> **Tasks and exercises**:
A. Answer these questions about the forum thread on installing Kaspersky, one answer per line:
(i) What did the first poster ultimately choose to use instead of AVG?
(ii) Which two programs did that poster run to clean the registry?
(iii) Under what name was the reply dated Dec 27, 2007 posted?
B. Carry on the forum thread about the Kaspersky installation problem from the point where it stops.

> **Reading passage**:
# Can't install Kaspersky 2009 because AVG won't leave!



## Lord Vader (Sep 20, 2004)

Don't know if anyone has any suggestions, but here's my problem: I installed AVG to try it out for a while. I ended up deciding to go with Kaspersky Internet Security instead. I uninstalled AVG, rebooted the PC, deleted all folders and files that even remotely resembled or contained AVG, and even ran Registry Mechanic and CCCleaner to clean out my registry. In short, I've done everything I can to ensure AVG is not present, because in attempting to install KIS, it stops, telling me an incompatible program (AVG) is present and I need to remove that first. Thing is, I DID remove it, in every way I can think of, but KIS is still telling me it's present.

Any ideas, guys?


----------



## curt8403 (Dec 27, 2007)

Lord Vader said:


> Don't know if anyone has any suggestions, but here's my problem: I installed AVG to try it out for a while. I ended up deciding to go with Kaspersky Internet Security instead. I uninstalled AVG, rebooted the PC, deleted all folders and files that even remotely resembled or contained AVG, and even ran Registry Mechanic and CCCleaner to clean out my registry. In short, I've done everything I can to ensure AVG is not present, because in attempting to install KIS, it stops, telling me an incompatible program (AVG) is present and I need to remove that first. Thing is, I DID remove it, in every way I can think of, but KIS is still telling me it's present.

Data listing
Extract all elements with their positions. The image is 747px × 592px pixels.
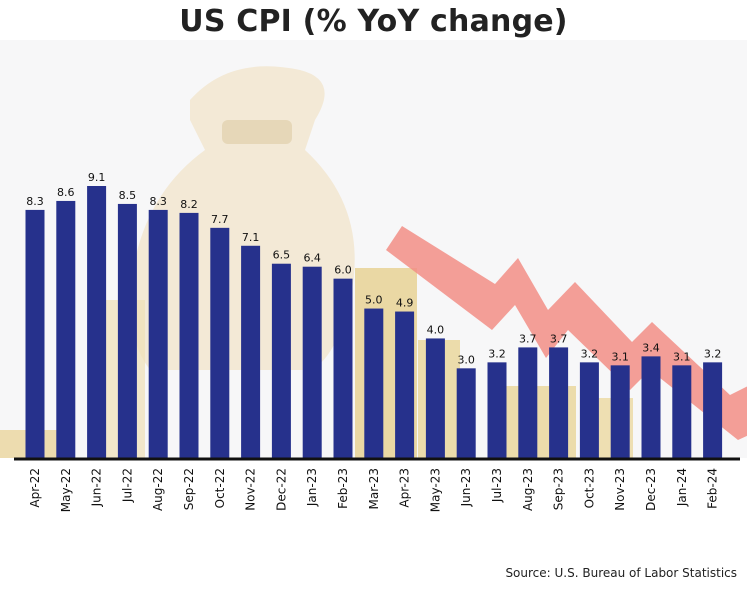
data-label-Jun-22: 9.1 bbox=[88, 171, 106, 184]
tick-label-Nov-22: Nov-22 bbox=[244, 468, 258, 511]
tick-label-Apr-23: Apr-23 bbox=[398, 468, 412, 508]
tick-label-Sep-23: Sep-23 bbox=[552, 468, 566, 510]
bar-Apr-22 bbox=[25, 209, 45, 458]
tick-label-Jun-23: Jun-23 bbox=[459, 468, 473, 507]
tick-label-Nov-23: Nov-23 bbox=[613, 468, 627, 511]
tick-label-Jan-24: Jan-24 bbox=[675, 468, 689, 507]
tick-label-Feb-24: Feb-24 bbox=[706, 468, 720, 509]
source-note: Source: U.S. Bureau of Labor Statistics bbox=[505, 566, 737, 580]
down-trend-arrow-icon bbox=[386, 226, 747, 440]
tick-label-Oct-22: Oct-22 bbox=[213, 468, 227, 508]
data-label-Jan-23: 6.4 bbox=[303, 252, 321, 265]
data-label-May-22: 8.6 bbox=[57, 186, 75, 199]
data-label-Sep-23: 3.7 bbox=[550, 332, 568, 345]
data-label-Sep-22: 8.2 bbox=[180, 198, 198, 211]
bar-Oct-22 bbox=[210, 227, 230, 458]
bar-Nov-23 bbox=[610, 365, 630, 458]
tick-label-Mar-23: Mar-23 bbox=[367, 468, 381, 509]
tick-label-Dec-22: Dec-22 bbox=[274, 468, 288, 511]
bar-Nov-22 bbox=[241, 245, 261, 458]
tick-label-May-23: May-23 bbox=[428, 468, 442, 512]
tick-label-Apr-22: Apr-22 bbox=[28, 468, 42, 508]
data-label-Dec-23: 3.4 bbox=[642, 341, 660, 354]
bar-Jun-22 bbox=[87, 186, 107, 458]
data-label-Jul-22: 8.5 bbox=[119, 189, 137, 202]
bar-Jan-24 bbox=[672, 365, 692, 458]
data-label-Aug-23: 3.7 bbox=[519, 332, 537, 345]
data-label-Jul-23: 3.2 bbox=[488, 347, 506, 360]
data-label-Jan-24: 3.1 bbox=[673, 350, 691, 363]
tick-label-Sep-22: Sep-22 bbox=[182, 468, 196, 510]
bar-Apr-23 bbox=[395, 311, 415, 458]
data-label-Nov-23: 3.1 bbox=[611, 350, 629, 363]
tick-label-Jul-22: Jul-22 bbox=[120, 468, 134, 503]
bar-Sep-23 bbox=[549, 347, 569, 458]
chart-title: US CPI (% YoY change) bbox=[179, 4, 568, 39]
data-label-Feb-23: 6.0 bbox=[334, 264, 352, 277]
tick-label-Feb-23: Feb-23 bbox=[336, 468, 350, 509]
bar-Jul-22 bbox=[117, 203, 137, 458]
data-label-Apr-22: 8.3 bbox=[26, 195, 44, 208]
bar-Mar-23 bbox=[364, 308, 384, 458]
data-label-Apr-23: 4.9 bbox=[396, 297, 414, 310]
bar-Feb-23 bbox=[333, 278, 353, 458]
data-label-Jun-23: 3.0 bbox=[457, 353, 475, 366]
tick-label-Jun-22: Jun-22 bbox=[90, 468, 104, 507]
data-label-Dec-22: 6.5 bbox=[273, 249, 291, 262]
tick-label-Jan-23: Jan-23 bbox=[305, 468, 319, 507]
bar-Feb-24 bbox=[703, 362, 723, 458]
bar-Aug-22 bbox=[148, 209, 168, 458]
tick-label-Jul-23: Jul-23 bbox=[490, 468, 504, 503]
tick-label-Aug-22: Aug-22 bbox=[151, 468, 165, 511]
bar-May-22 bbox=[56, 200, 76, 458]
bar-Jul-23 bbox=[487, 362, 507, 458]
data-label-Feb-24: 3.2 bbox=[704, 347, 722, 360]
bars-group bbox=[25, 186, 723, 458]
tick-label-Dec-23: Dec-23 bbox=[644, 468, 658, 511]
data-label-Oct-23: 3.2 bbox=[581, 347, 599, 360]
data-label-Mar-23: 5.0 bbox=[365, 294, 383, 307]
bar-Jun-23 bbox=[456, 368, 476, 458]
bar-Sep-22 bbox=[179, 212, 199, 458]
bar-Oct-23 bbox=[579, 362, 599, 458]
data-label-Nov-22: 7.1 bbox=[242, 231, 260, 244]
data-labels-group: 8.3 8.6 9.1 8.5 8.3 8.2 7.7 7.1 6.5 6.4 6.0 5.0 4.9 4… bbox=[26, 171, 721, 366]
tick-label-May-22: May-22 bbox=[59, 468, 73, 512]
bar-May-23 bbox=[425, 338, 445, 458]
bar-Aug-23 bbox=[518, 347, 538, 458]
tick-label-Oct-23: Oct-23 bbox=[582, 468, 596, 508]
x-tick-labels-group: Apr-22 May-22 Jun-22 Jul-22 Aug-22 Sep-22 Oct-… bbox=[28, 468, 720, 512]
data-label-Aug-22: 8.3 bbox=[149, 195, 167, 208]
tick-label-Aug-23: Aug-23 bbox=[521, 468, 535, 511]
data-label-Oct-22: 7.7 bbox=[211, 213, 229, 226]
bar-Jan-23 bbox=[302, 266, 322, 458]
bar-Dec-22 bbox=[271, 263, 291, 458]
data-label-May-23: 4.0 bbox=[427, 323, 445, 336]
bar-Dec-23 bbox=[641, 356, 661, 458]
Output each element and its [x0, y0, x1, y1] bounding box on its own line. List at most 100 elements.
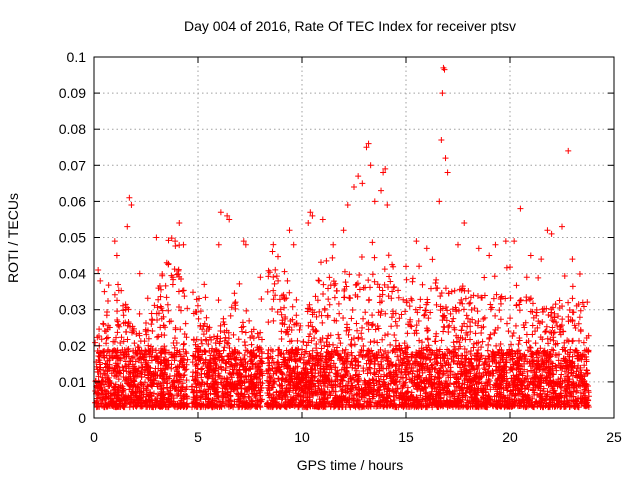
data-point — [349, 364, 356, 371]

> **Outputs for the tasks**:
A.
(i) Kaspersky Internet Security
(ii) Registry Mechanic and CCCleaner
(iii) curt8403

B.
> 
> Any ideas, guys?


that stinks. All I did was to shutdown AVG and then install Avast. Maybe try a three step avg to avast. then avast to Kaspersky?


----------



## wxguy (Feb 17, 2008)

Lord Vader said:


> Don't know if anyone has any suggestions, but here's my problem: I installed AVG to try it out for a while. I ended up deciding to go with Kaspersky Internet Security instead. I uninstalled AVG, rebooted the PC, deleted all folders and files that even remotely resembled or contained AVG, and even ran Registry Mechanic and CCCleaner to clean out my registry.
> Any ideas, guys?


Have you looked here yet?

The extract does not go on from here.